Goal:
For the copy, please give all of the data again exactly and leave the pictures out.

Data for processing:
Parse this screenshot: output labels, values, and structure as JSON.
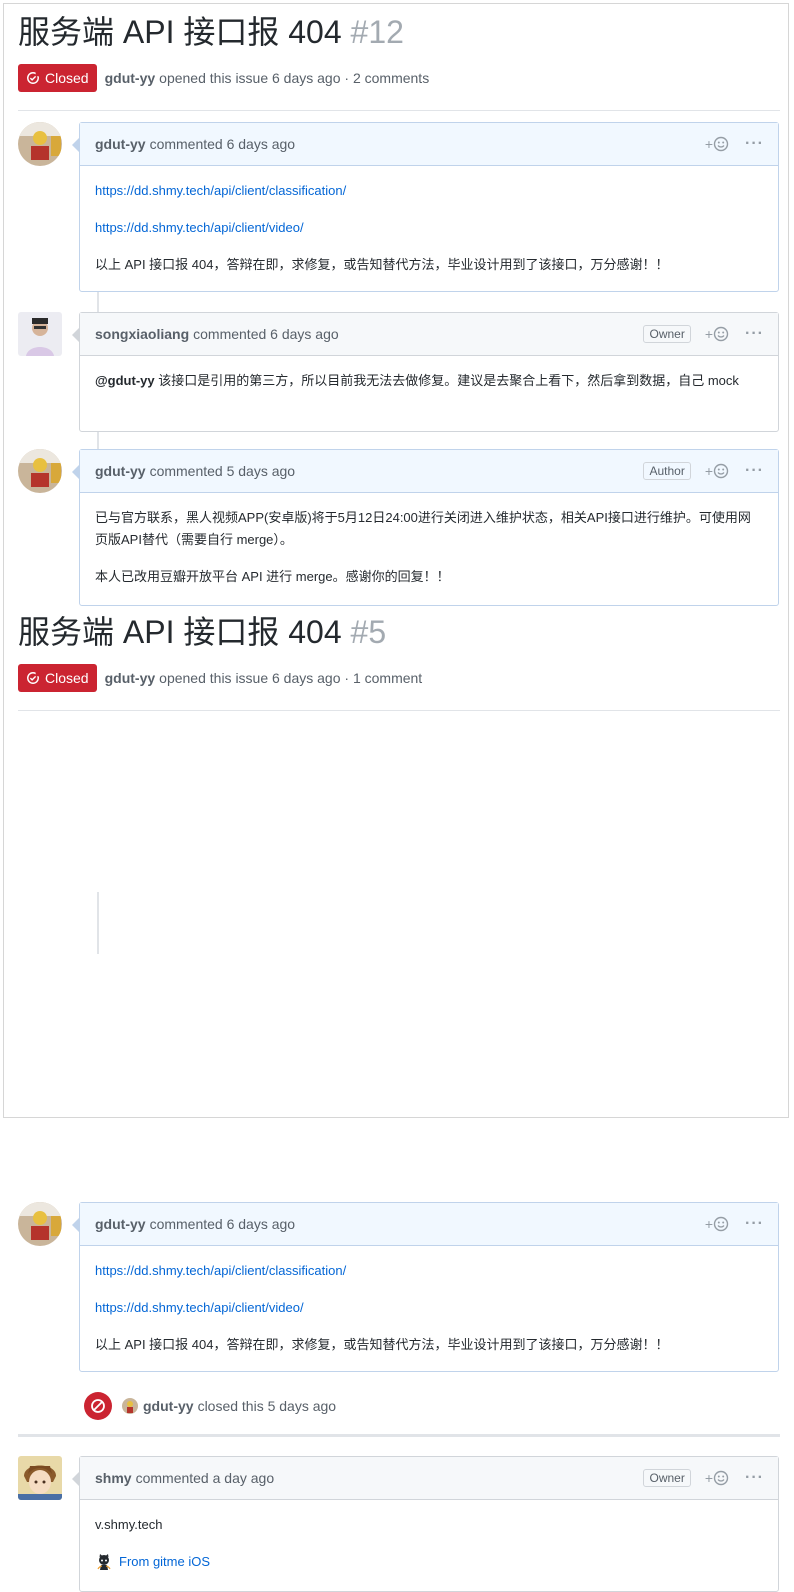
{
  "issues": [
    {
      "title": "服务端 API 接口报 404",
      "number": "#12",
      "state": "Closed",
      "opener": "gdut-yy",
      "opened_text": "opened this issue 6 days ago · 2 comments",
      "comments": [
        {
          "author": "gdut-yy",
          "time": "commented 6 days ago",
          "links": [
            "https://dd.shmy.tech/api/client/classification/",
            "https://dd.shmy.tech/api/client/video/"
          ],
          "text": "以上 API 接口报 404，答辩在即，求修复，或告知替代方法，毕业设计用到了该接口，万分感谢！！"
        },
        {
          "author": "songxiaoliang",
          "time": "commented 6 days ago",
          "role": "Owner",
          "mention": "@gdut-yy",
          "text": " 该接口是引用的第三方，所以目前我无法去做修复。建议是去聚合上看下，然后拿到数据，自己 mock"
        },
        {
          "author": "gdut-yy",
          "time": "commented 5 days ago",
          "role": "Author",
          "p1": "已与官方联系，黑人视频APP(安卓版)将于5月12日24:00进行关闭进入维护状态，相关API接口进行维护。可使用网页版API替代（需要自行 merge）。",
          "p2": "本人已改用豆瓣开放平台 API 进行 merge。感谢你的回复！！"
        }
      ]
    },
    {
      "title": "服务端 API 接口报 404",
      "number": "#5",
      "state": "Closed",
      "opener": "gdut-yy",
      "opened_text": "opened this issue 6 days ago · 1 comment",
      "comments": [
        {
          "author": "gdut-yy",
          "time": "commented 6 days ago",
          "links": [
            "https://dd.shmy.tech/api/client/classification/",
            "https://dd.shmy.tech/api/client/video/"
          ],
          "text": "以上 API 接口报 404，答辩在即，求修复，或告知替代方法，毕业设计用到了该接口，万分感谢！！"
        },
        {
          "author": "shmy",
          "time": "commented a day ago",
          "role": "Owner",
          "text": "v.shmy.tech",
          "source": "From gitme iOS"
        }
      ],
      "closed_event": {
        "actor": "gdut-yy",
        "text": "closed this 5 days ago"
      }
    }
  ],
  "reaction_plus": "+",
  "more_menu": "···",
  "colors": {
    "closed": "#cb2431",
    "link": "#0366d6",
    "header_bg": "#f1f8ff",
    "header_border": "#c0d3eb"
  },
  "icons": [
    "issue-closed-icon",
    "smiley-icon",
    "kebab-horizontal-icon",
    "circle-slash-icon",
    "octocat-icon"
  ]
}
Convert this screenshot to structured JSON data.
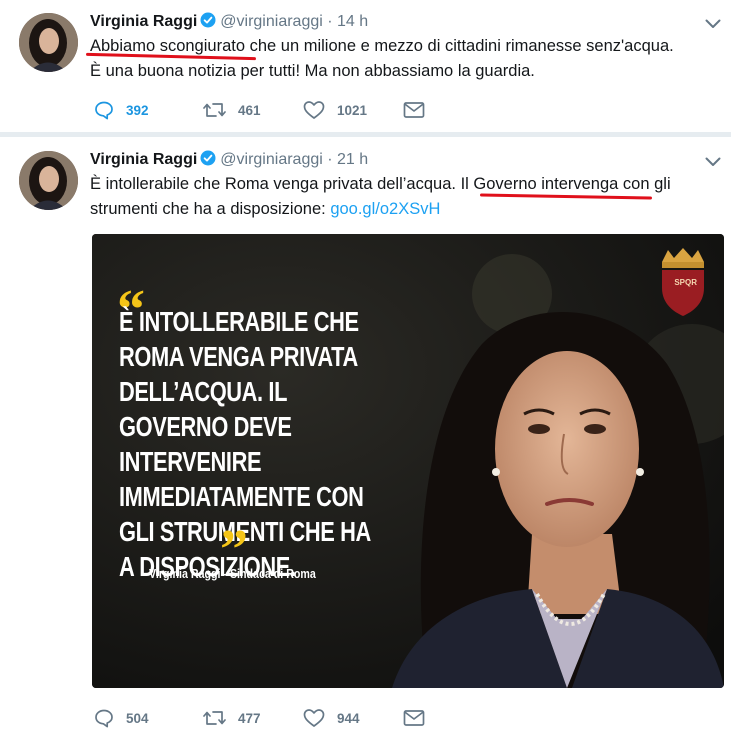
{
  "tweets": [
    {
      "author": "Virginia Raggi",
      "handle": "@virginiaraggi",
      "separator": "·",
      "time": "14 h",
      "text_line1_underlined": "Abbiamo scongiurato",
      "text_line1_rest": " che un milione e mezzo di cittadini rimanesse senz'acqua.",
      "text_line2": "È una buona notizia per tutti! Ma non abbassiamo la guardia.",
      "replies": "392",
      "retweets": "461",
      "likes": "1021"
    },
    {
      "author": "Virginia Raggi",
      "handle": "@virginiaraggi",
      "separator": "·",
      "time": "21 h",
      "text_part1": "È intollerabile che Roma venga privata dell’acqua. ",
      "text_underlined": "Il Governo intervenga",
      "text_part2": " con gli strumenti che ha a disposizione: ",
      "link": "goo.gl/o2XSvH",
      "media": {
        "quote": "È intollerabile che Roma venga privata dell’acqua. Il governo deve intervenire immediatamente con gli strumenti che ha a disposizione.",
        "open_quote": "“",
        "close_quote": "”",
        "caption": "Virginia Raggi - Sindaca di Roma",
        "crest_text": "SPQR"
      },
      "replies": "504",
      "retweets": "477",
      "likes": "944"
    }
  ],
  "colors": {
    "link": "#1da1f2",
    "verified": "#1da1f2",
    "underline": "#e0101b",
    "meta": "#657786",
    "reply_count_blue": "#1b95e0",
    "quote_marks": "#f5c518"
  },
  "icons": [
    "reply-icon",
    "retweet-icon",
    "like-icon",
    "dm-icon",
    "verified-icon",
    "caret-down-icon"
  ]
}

Expected answer:
Parse this screenshot: output labels, values, and structure as JSON.
{
  "issues": [
    {
      "title": "服务端 API 接口报 404",
      "number": "#12",
      "state": "Closed",
      "opener": "gdut-yy",
      "opened_text": "opened this issue 6 days ago · 2 comments",
      "comments": [
        {
          "author": "gdut-yy",
          "time": "commented 6 days ago",
          "links": [
            "https://dd.shmy.tech/api/client/classification/",
            "https://dd.shmy.tech/api/client/video/"
          ],
          "text": "以上 API 接口报 404，答辩在即，求修复，或告知替代方法，毕业设计用到了该接口，万分感谢！！"
        },
        {
          "author": "songxiaoliang",
          "time": "commented 6 days ago",
          "role": "Owner",
          "mention": "@gdut-yy",
          "text": " 该接口是引用的第三方，所以目前我无法去做修复。建议是去聚合上看下，然后拿到数据，自己 mock"
        },
        {
          "author": "gdut-yy",
          "time": "commented 5 days ago",
          "role": "Author",
          "p1": "已与官方联系，黑人视频APP(安卓版)将于5月12日24:00进行关闭进入维护状态，相关API接口进行维护。可使用网页版API替代（需要自行 merge）。",
          "p2": "本人已改用豆瓣开放平台 API 进行 merge。感谢你的回复！！"
        }
      ]
    },
    {
      "title": "服务端 API 接口报 404",
      "number": "#5",
      "state": "Closed",
      "opener": "gdut-yy",
      "opened_text": "opened this issue 6 days ago · 1 comment",
      "comments": [
        {
          "author": "gdut-yy",
          "time": "commented 6 days ago",
          "links": [
            "https://dd.shmy.tech/api/client/classification/",
            "https://dd.shmy.tech/api/client/video/"
          ],
          "text": "以上 API 接口报 404，答辩在即，求修复，或告知替代方法，毕业设计用到了该接口，万分感谢！！"
        },
        {
          "author": "shmy",
          "time": "commented a day ago",
          "role": "Owner",
          "text": "v.shmy.tech",
          "source": "From gitme iOS"
        }
      ],
      "closed_event": {
        "actor": "gdut-yy",
        "text": "closed this 5 days ago"
      }
    }
  ],
  "reaction_plus": "+",
  "more_menu": "···",
  "colors": {
    "closed": "#cb2431",
    "link": "#0366d6",
    "header_bg": "#f1f8ff",
    "header_border": "#c0d3eb"
  },
  "icons": [
    "issue-closed-icon",
    "smiley-icon",
    "kebab-horizontal-icon",
    "circle-slash-icon",
    "octocat-icon"
  ]
}
Convert this screenshot to structured JSON data.
{
  "tweets": [
    {
      "author": "Virginia Raggi",
      "handle": "@virginiaraggi",
      "separator": "·",
      "time": "14 h",
      "text_line1_underlined": "Abbiamo scongiurato",
      "text_line1_rest": " che un milione e mezzo di cittadini rimanesse senz'acqua.",
      "text_line2": "È una buona notizia per tutti! Ma non abbassiamo la guardia.",
      "replies": "392",
      "retweets": "461",
      "likes": "1021"
    },
    {
      "author": "Virginia Raggi",
      "handle": "@virginiaraggi",
      "separator": "·",
      "time": "21 h",
      "text_part1": "È intollerabile che Roma venga privata dell’acqua. ",
      "text_underlined": "Il Governo intervenga",
      "text_part2": " con gli strumenti che ha a disposizione: ",
      "link": "goo.gl/o2XSvH",
      "media": {
        "quote": "È intollerabile che Roma venga privata dell’acqua. Il governo deve intervenire immediatamente con gli strumenti che ha a disposizione.",
        "open_quote": "“",
        "close_quote": "”",
        "caption": "Virginia Raggi - Sindaca di Roma",
        "crest_text": "SPQR"
      },
      "replies": "504",
      "retweets": "477",
      "likes": "944"
    }
  ],
  "colors": {
    "link": "#1da1f2",
    "verified": "#1da1f2",
    "underline": "#e0101b",
    "meta": "#657786",
    "reply_count_blue": "#1b95e0",
    "quote_marks": "#f5c518"
  },
  "icons": [
    "reply-icon",
    "retweet-icon",
    "like-icon",
    "dm-icon",
    "verified-icon",
    "caret-down-icon"
  ]
}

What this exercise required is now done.